> _What you need to do_: Reproduce all the material exactly, minus any pictures it holds.

::::

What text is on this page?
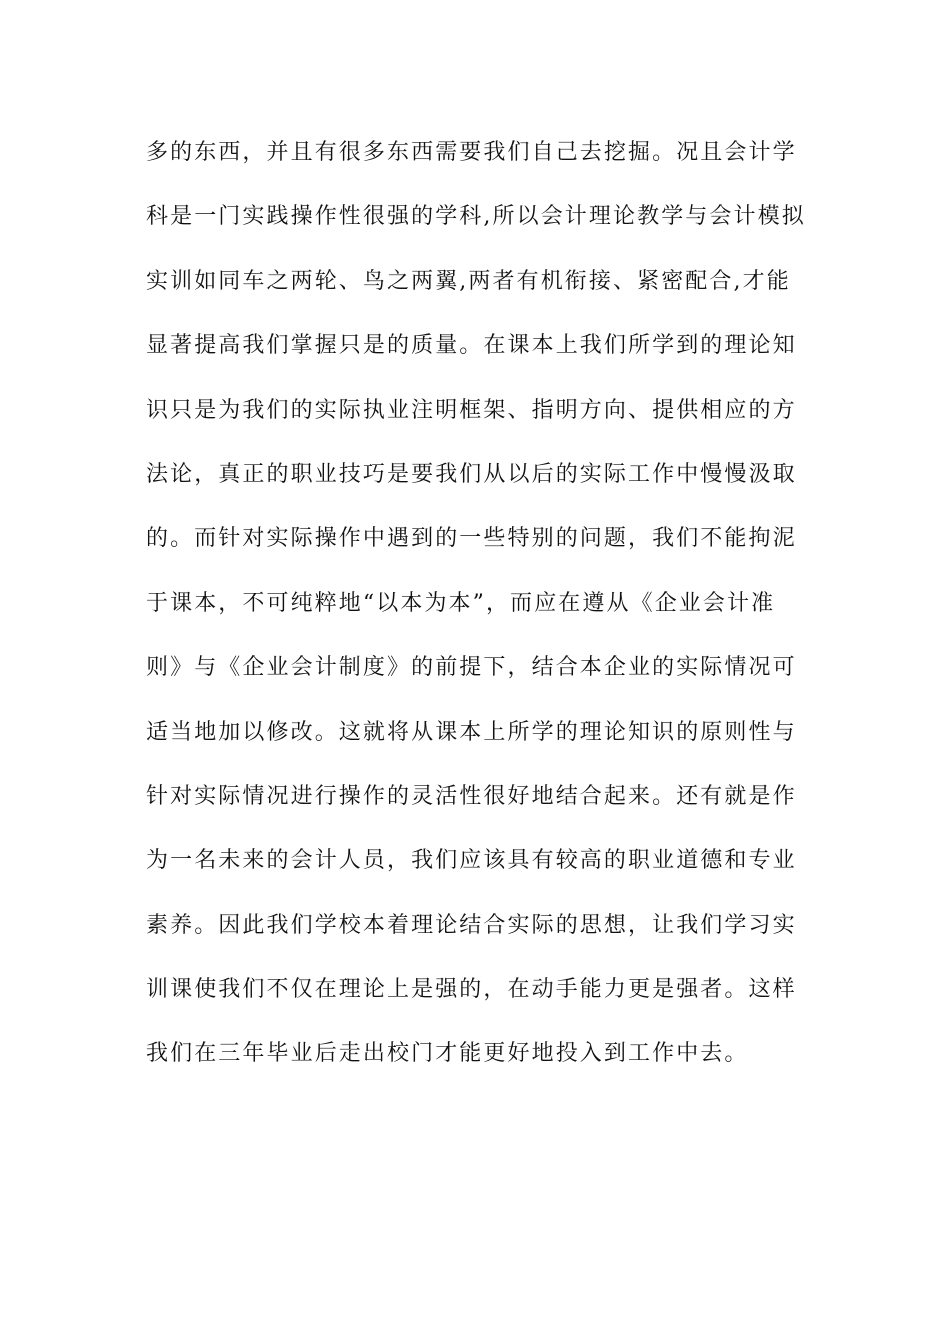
多的东西，并且有很多东西需要我们自己去挖掘。况且会计学
科是一门实践操作性很强的学科,所以会计理论教学与会计模拟
实训如同车之两轮、鸟之两翼,两者有机衔接、紧密配合,才能
显著提高我们掌握只是的质量。在课本上我们所学到的理论知
识只是为我们的实际执业注明框架、指明方向、提供相应的方
法论，真正的职业技巧是要我们从以后的实际工作中慢慢汲取
的。而针对实际操作中遇到的一些特别的问题，我们不能拘泥
于课本，不可纯粹地“以本为本”，而应在遵从《企业会计准
则》与《企业会计制度》的前提下，结合本企业的实际情况可
适当地加以修改。这就将从课本上所学的理论知识的原则性与
针对实际情况进行操作的灵活性很好地结合起来。还有就是作
为一名未来的会计人员，我们应该具有较高的职业道德和专业
素养。因此我们学校本着理论结合实际的思想，让我们学习实
训课使我们不仅在理论上是强的，在动手能力更是强者。这样
我们在三年毕业后走出校门才能更好地投入到工作中去。
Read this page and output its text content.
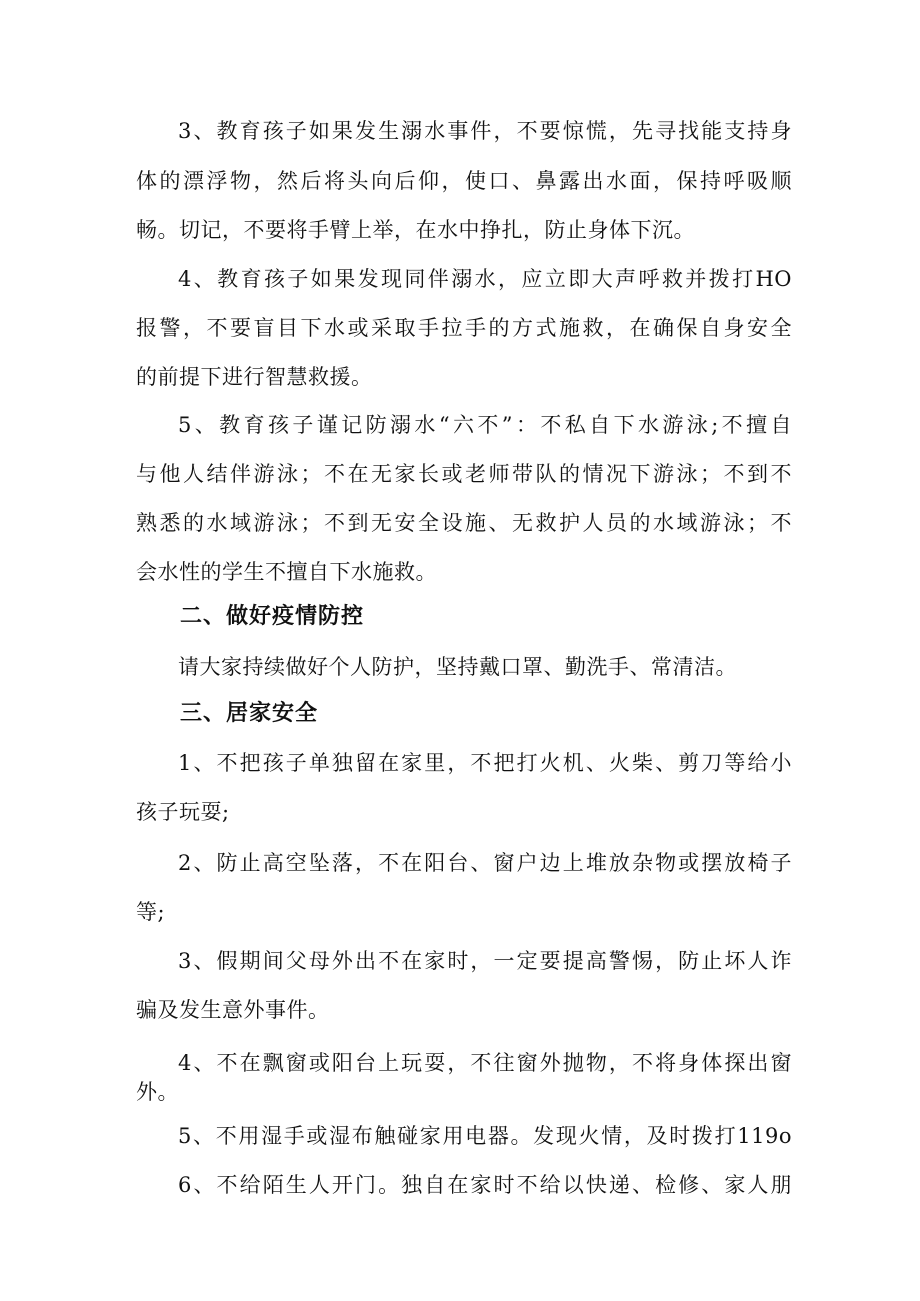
3、教育孩子如果发生溺水事件，不要惊慌，先寻找能支持身
体的漂浮物，然后将头向后仰，使口、鼻露出水面，保持呼吸顺
畅。切记，不要将手臂上举，在水中挣扎，防止身体下沉。
4、教育孩子如果发现同伴溺水，应立即大声呼救并拨打HO
报警，不要盲目下水或采取手拉手的方式施救，在确保自身安全
的前提下进行智慧救援。
5、教育孩子谨记防溺水“六不”：不私自下水游泳;不擅自
与他人结伴游泳；不在无家长或老师带队的情况下游泳；不到不
熟悉的水域游泳；不到无安全设施、无救护人员的水域游泳；不
会水性的学生不擅自下水施救。
二、做好疫情防控
请大家持续做好个人防护，坚持戴口罩、勤洗手、常清洁。
三、居家安全
1、不把孩子单独留在家里，不把打火机、火柴、剪刀等给小
孩子玩耍;
2、防止高空坠落，不在阳台、窗户边上堆放杂物或摆放椅子
等;
3、假期间父母外出不在家时，一定要提高警惕，防止坏人诈
骗及发生意外事件。
4、不在飘窗或阳台上玩耍，不往窗外抛物，不将身体探出窗
外。
5、不用湿手或湿布触碰家用电器。发现火情，及时拨打119o
6、不给陌生人开门。独自在家时不给以快递、检修、家人朋
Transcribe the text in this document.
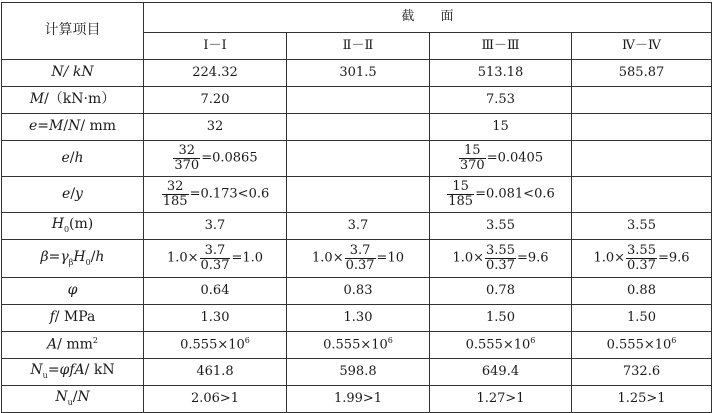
计算项目	截　　面			
	Ⅰ－Ⅰ	Ⅱ－Ⅱ	Ⅲ－Ⅲ	Ⅳ－Ⅳ
N/ kN	224.32	301.5	513.18	585.87
M/（kN·m）	7.20		7.53	
e=M/N/ mm	32		15	
e/h	$\frac{32}{370} =0.0865$		$\frac{15}{370} =0.0405$	
e/y	$\frac{32}{185} =0.173<0.6$		$\frac{15}{185} =0.081<0.6$	
$H_0(m)$	3.7	3.7	3.55	3.55
$\beta=\gamma_\beta H_0/h$	$1.0\times \frac{3.7}{0.37} =1.0$	$1.0\times \frac{3.7}{0.37} =10$	$1.0\times \frac{3.55}{0.37} =9.6$	$1.0\times \frac{3.55}{0.37} =9.6$
φ	0.64	0.83	0.78	0.88
f/ MPa	1.30	1.30	1.50	1.50
A/ $mm^2$	$0.555\times 10^6$	$0.555\times 10^6$	$0.555\times 10^6$	$0.555\times 10^6$
$N_u=\varphi fA/$ kN	461.8	598.8	649.4	732.6
$N_u/N$	2.06>1	1.99>1	1.27>1	1.25>1
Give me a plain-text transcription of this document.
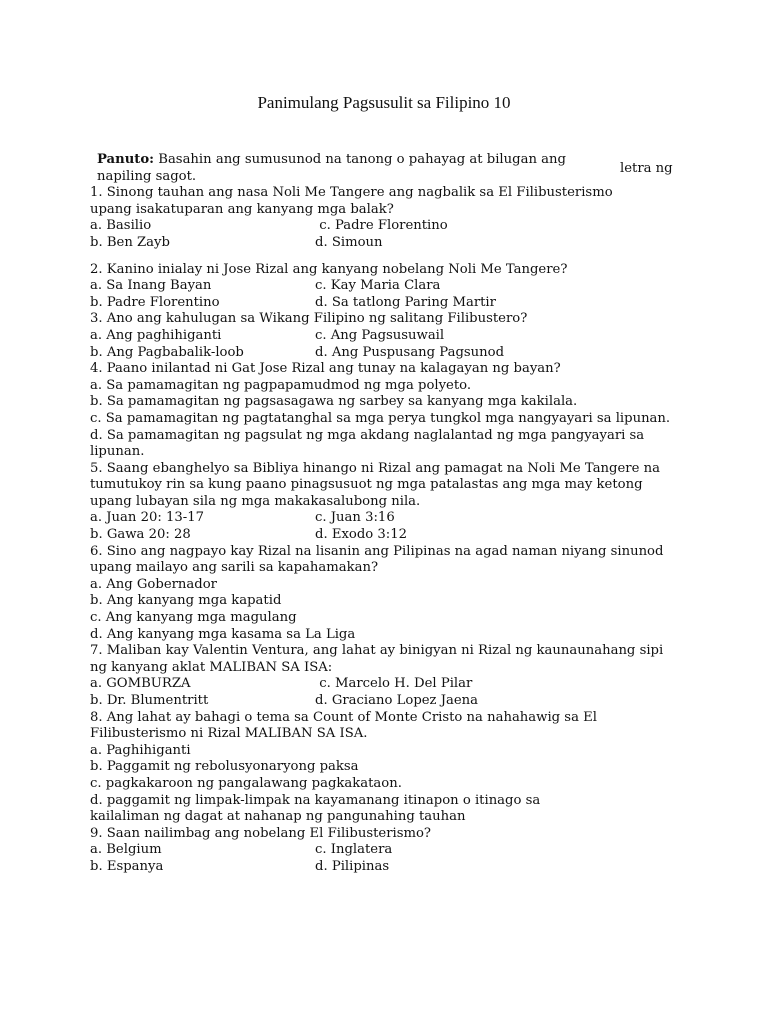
Panimulang Pagsusulit sa Filipino 10
Panuto: Basahin ang sumusunod na tanong o pahayag at bilugan ang
napiling sagot.
letra ng
1. Sinong tauhan ang nasa Noli Me Tangere ang nagbalik sa El Filibusterismo
upang isakatuparan ang kanyang mga balak?
a. Basilio	c. Padre Florentino
b. Ben Zayb	d. Simoun
2. Kanino inialay ni Jose Rizal ang kanyang nobelang Noli Me Tangere?
a. Sa Inang Bayan	c. Kay Maria Clara
b. Padre Florentino	d. Sa tatlong Paring Martir
3. Ano ang kahulugan sa Wikang Filipino ng salitang Filibustero?
a. Ang paghihiganti	c. Ang Pagsusuwail
b. Ang Pagbabalik-loob	d. Ang Puspusang Pagsunod
4. Paano inilantad ni Gat Jose Rizal ang tunay na kalagayan ng bayan?
a. Sa pamamagitan ng pagpapamudmod ng mga polyeto.
b. Sa pamamagitan ng pagsasagawa ng sarbey sa kanyang mga kakilala.
c. Sa pamamagitan ng pagtatanghal sa mga perya tungkol mga nangyayari sa lipunan.
d. Sa pamamagitan ng pagsulat ng mga akdang naglalantad ng mga pangyayari sa
lipunan.
5. Saang ebanghelyo sa Bibliya hinango ni Rizal ang pamagat na Noli Me Tangere na
tumutukoy rin sa kung paano pinagsusuot ng mga patalastas ang mga may ketong
upang lubayan sila ng mga makakasalubong nila.
a. Juan 20: 13-17	c. Juan 3:16
b. Gawa 20: 28	d. Exodo 3:12
6. Sino ang nagpayo kay Rizal na lisanin ang Pilipinas na agad naman niyang sinunod
upang mailayo ang sarili sa kapahamakan?
a. Ang Gobernador
b. Ang kanyang mga kapatid
c. Ang kanyang mga magulang
d. Ang kanyang mga kasama sa La Liga
7. Maliban kay Valentin Ventura, ang lahat ay binigyan ni Rizal ng kaunaunahang sipi
ng kanyang aklat MALIBAN SA ISA:
a. GOMBURZA	c. Marcelo H. Del Pilar
b. Dr. Blumentritt	d. Graciano Lopez Jaena
8. Ang lahat ay bahagi o tema sa Count of Monte Cristo na nahahawig sa El
Filibusterismo ni Rizal MALIBAN SA ISA.
a. Paghihiganti
b. Paggamit ng rebolusyonaryong paksa
c. pagkakaroon ng pangalawang pagkakataon.
d. paggamit ng limpak-limpak na kayamanang itinapon o itinago sa
kailaliman ng dagat at nahanap ng pangunahing tauhan
9. Saan nailimbag ang nobelang El Filibusterismo?
a. Belgium	c. Inglatera
b. Espanya	d. Pilipinas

::::

> _Exercise answer_:
What text is on this page?
多的东西，并且有很多东西需要我们自己去挖掘。况且会计学
科是一门实践操作性很强的学科,所以会计理论教学与会计模拟
实训如同车之两轮、鸟之两翼,两者有机衔接、紧密配合,才能
显著提高我们掌握只是的质量。在课本上我们所学到的理论知
识只是为我们的实际执业注明框架、指明方向、提供相应的方
法论，真正的职业技巧是要我们从以后的实际工作中慢慢汲取
的。而针对实际操作中遇到的一些特别的问题，我们不能拘泥
于课本，不可纯粹地“以本为本”，而应在遵从《企业会计准
则》与《企业会计制度》的前提下，结合本企业的实际情况可
适当地加以修改。这就将从课本上所学的理论知识的原则性与
针对实际情况进行操作的灵活性很好地结合起来。还有就是作
为一名未来的会计人员，我们应该具有较高的职业道德和专业
素养。因此我们学校本着理论结合实际的思想，让我们学习实
训课使我们不仅在理论上是强的，在动手能力更是强者。这样
我们在三年毕业后走出校门才能更好地投入到工作中去。
Read this page and output its text content.
3、教育孩子如果发生溺水事件，不要惊慌，先寻找能支持身
体的漂浮物，然后将头向后仰，使口、鼻露出水面，保持呼吸顺
畅。切记，不要将手臂上举，在水中挣扎，防止身体下沉。
4、教育孩子如果发现同伴溺水，应立即大声呼救并拨打HO
报警，不要盲目下水或采取手拉手的方式施救，在确保自身安全
的前提下进行智慧救援。
5、教育孩子谨记防溺水“六不”：不私自下水游泳;不擅自
与他人结伴游泳；不在无家长或老师带队的情况下游泳；不到不
熟悉的水域游泳；不到无安全设施、无救护人员的水域游泳；不
会水性的学生不擅自下水施救。
二、做好疫情防控
请大家持续做好个人防护，坚持戴口罩、勤洗手、常清洁。
三、居家安全
1、不把孩子单独留在家里，不把打火机、火柴、剪刀等给小
孩子玩耍;
2、防止高空坠落，不在阳台、窗户边上堆放杂物或摆放椅子
等;
3、假期间父母外出不在家时，一定要提高警惕，防止坏人诈
骗及发生意外事件。
4、不在飘窗或阳台上玩耍，不往窗外抛物，不将身体探出窗
外。
5、不用湿手或湿布触碰家用电器。发现火情，及时拨打119o
6、不给陌生人开门。独自在家时不给以快递、检修、家人朋
Transcribe the text in this document.
计算项目	截　　面			
	Ⅰ－Ⅰ	Ⅱ－Ⅱ	Ⅲ－Ⅲ	Ⅳ－Ⅳ
N/ kN	224.32	301.5	513.18	585.87
M/（kN·m）	7.20		7.53	
e=M/N/ mm	32		15	
e/h	$\frac{32}{370} =0.0865$		$\frac{15}{370} =0.0405$	
e/y	$\frac{32}{185} =0.173<0.6$		$\frac{15}{185} =0.081<0.6$	
$H_0(m)$	3.7	3.7	3.55	3.55
$\beta=\gamma_\beta H_0/h$	$1.0\times \frac{3.7}{0.37} =1.0$	$1.0\times \frac{3.7}{0.37} =10$	$1.0\times \frac{3.55}{0.37} =9.6$	$1.0\times \frac{3.55}{0.37} =9.6$
φ	0.64	0.83	0.78	0.88
f/ MPa	1.30	1.30	1.50	1.50
A/ $mm^2$	$0.555\times 10^6$	$0.555\times 10^6$	$0.555\times 10^6$	$0.555\times 10^6$
$N_u=\varphi fA/$ kN	461.8	598.8	649.4	732.6
$N_u/N$	2.06>1	1.99>1	1.27>1	1.25>1
Give me a plain-text transcription of this document.
Panimulang Pagsusulit sa Filipino 10
Panuto: Basahin ang sumusunod na tanong o pahayag at bilugan ang
napiling sagot.
letra ng
1. Sinong tauhan ang nasa Noli Me Tangere ang nagbalik sa El Filibusterismo
upang isakatuparan ang kanyang mga balak?
a. Basilio	c. Padre Florentino
b. Ben Zayb	d. Simoun
2. Kanino inialay ni Jose Rizal ang kanyang nobelang Noli Me Tangere?
a. Sa Inang Bayan	c. Kay Maria Clara
b. Padre Florentino	d. Sa tatlong Paring Martir
3. Ano ang kahulugan sa Wikang Filipino ng salitang Filibustero?
a. Ang paghihiganti	c. Ang Pagsusuwail
b. Ang Pagbabalik-loob	d. Ang Puspusang Pagsunod
4. Paano inilantad ni Gat Jose Rizal ang tunay na kalagayan ng bayan?
a. Sa pamamagitan ng pagpapamudmod ng mga polyeto.
b. Sa pamamagitan ng pagsasagawa ng sarbey sa kanyang mga kakilala.
c. Sa pamamagitan ng pagtatanghal sa mga perya tungkol mga nangyayari sa lipunan.
d. Sa pamamagitan ng pagsulat ng mga akdang naglalantad ng mga pangyayari sa
lipunan.
5. Saang ebanghelyo sa Bibliya hinango ni Rizal ang pamagat na Noli Me Tangere na
tumutukoy rin sa kung paano pinagsusuot ng mga patalastas ang mga may ketong
upang lubayan sila ng mga makakasalubong nila.
a. Juan 20: 13-17	c. Juan 3:16
b. Gawa 20: 28	d. Exodo 3:12
6. Sino ang nagpayo kay Rizal na lisanin ang Pilipinas na agad naman niyang sinunod
upang mailayo ang sarili sa kapahamakan?
a. Ang Gobernador
b. Ang kanyang mga kapatid
c. Ang kanyang mga magulang
d. Ang kanyang mga kasama sa La Liga
7. Maliban kay Valentin Ventura, ang lahat ay binigyan ni Rizal ng kaunaunahang sipi
ng kanyang aklat MALIBAN SA ISA:
a. GOMBURZA	c. Marcelo H. Del Pilar
b. Dr. Blumentritt	d. Graciano Lopez Jaena
8. Ang lahat ay bahagi o tema sa Count of Monte Cristo na nahahawig sa El
Filibusterismo ni Rizal MALIBAN SA ISA.
a. Paghihiganti
b. Paggamit ng rebolusyonaryong paksa
c. pagkakaroon ng pangalawang pagkakataon.
d. paggamit ng limpak-limpak na kayamanang itinapon o itinago sa
kailaliman ng dagat at nahanap ng pangunahing tauhan
9. Saan nailimbag ang nobelang El Filibusterismo?
a. Belgium	c. Inglatera
b. Espanya	d. Pilipinas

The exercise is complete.